▶
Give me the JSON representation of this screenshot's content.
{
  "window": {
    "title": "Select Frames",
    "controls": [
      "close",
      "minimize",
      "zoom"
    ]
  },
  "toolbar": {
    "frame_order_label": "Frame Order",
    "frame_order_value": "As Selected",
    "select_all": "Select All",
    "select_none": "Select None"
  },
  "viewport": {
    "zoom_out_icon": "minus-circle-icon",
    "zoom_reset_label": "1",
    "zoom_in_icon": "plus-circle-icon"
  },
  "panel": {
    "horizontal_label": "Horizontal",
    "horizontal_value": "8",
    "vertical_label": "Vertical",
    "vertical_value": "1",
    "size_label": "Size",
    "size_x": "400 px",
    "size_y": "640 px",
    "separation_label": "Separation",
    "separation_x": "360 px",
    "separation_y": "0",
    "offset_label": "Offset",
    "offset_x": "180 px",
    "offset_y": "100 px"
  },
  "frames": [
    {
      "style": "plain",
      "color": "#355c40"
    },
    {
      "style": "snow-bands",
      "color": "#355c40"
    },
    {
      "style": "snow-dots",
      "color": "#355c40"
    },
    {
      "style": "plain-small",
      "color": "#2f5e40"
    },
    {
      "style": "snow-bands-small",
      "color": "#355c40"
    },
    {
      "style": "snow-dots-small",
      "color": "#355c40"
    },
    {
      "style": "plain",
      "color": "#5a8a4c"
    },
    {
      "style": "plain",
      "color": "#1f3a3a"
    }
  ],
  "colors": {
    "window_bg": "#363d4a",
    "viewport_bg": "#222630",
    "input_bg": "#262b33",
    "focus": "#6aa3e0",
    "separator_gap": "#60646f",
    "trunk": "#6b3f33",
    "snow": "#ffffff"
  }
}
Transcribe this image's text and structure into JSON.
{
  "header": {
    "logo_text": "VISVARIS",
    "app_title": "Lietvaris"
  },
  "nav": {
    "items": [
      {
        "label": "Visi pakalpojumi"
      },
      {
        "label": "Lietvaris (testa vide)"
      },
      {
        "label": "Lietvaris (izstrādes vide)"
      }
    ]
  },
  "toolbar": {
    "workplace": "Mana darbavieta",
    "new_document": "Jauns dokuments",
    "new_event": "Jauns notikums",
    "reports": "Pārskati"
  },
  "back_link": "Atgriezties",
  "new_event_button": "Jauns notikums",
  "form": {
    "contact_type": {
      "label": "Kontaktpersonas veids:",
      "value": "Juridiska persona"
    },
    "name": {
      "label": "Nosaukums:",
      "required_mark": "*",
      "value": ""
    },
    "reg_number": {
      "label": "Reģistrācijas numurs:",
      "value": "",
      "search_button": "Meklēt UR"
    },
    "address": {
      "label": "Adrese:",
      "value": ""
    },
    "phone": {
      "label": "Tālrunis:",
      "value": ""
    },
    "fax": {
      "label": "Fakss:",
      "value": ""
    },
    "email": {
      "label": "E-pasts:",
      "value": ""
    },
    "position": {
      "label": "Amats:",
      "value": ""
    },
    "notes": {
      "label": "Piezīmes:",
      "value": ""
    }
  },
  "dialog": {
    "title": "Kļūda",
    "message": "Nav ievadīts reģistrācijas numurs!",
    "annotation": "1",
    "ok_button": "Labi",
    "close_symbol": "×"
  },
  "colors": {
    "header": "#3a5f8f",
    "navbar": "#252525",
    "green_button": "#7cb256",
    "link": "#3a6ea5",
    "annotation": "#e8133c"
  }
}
◀
> [Aim] Set down every line of the listing above again, exactly as given.

> [Response to this task]
Give me the JSON representation of this screenshot's content.
{
  "window": {
    "title": "Select Frames",
    "controls": [
      "close",
      "minimize",
      "zoom"
    ]
  },
  "toolbar": {
    "frame_order_label": "Frame Order",
    "frame_order_value": "As Selected",
    "select_all": "Select All",
    "select_none": "Select None"
  },
  "viewport": {
    "zoom_out_icon": "minus-circle-icon",
    "zoom_reset_label": "1",
    "zoom_in_icon": "plus-circle-icon"
  },
  "panel": {
    "horizontal_label": "Horizontal",
    "horizontal_value": "8",
    "vertical_label": "Vertical",
    "vertical_value": "1",
    "size_label": "Size",
    "size_x": "400 px",
    "size_y": "640 px",
    "separation_label": "Separation",
    "separation_x": "360 px",
    "separation_y": "0",
    "offset_label": "Offset",
    "offset_x": "180 px",
    "offset_y": "100 px"
  },
  "frames": [
    {
      "style": "plain",
      "color": "#355c40"
    },
    {
      "style": "snow-bands",
      "color": "#355c40"
    },
    {
      "style": "snow-dots",
      "color": "#355c40"
    },
    {
      "style": "plain-small",
      "color": "#2f5e40"
    },
    {
      "style": "snow-bands-small",
      "color": "#355c40"
    },
    {
      "style": "snow-dots-small",
      "color": "#355c40"
    },
    {
      "style": "plain",
      "color": "#5a8a4c"
    },
    {
      "style": "plain",
      "color": "#1f3a3a"
    }
  ],
  "colors": {
    "window_bg": "#363d4a",
    "viewport_bg": "#222630",
    "input_bg": "#262b33",
    "focus": "#6aa3e0",
    "separator_gap": "#60646f",
    "trunk": "#6b3f33",
    "snow": "#ffffff"
  }
}
Transcribe this image's text and structure into JSON.
{
  "header": {
    "logo_text": "VISVARIS",
    "app_title": "Lietvaris"
  },
  "nav": {
    "items": [
      {
        "label": "Visi pakalpojumi"
      },
      {
        "label": "Lietvaris (testa vide)"
      },
      {
        "label": "Lietvaris (izstrādes vide)"
      }
    ]
  },
  "toolbar": {
    "workplace": "Mana darbavieta",
    "new_document": "Jauns dokuments",
    "new_event": "Jauns notikums",
    "reports": "Pārskati"
  },
  "back_link": "Atgriezties",
  "new_event_button": "Jauns notikums",
  "form": {
    "contact_type": {
      "label": "Kontaktpersonas veids:",
      "value": "Juridiska persona"
    },
    "name": {
      "label": "Nosaukums:",
      "required_mark": "*",
      "value": ""
    },
    "reg_number": {
      "label": "Reģistrācijas numurs:",
      "value": "",
      "search_button": "Meklēt UR"
    },
    "address": {
      "label": "Adrese:",
      "value": ""
    },
    "phone": {
      "label": "Tālrunis:",
      "value": ""
    },
    "fax": {
      "label": "Fakss:",
      "value": ""
    },
    "email": {
      "label": "E-pasts:",
      "value": ""
    },
    "position": {
      "label": "Amats:",
      "value": ""
    },
    "notes": {
      "label": "Piezīmes:",
      "value": ""
    }
  },
  "dialog": {
    "title": "Kļūda",
    "message": "Nav ievadīts reģistrācijas numurs!",
    "annotation": "1",
    "ok_button": "Labi",
    "close_symbol": "×"
  },
  "colors": {
    "header": "#3a5f8f",
    "navbar": "#252525",
    "green_button": "#7cb256",
    "link": "#3a6ea5",
    "annotation": "#e8133c"
  }
}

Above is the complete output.